[OBJECTIVE] Copy the full set of lines exactly as given.

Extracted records
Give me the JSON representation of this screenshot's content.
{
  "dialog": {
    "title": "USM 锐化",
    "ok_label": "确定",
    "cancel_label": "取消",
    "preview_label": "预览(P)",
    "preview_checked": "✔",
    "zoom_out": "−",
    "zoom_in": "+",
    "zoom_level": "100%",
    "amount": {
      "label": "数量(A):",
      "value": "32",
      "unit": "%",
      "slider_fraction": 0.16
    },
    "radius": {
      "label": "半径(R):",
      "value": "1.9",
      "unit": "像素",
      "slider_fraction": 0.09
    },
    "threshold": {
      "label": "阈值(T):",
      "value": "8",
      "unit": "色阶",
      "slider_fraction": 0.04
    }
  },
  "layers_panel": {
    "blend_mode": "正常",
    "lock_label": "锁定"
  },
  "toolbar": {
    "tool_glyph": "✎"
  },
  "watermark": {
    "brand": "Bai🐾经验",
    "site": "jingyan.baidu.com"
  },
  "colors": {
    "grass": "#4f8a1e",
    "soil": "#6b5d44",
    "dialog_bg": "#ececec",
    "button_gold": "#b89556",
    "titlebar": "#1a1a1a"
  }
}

[RESULT OF THIS EXERCISE]
Give me the JSON representation of this screenshot's content.
{
  "dialog": {
    "title": "USM 锐化",
    "ok_label": "确定",
    "cancel_label": "取消",
    "preview_label": "预览(P)",
    "preview_checked": "✔",
    "zoom_out": "−",
    "zoom_in": "+",
    "zoom_level": "100%",
    "amount": {
      "label": "数量(A):",
      "value": "32",
      "unit": "%",
      "slider_fraction": 0.16
    },
    "radius": {
      "label": "半径(R):",
      "value": "1.9",
      "unit": "像素",
      "slider_fraction": 0.09
    },
    "threshold": {
      "label": "阈值(T):",
      "value": "8",
      "unit": "色阶",
      "slider_fraction": 0.04
    }
  },
  "layers_panel": {
    "blend_mode": "正常",
    "lock_label": "锁定"
  },
  "toolbar": {
    "tool_glyph": "✎"
  },
  "watermark": {
    "brand": "Bai🐾经验",
    "site": "jingyan.baidu.com"
  },
  "colors": {
    "grass": "#4f8a1e",
    "soil": "#6b5d44",
    "dialog_bg": "#ececec",
    "button_gold": "#b89556",
    "titlebar": "#1a1a1a"
  }
}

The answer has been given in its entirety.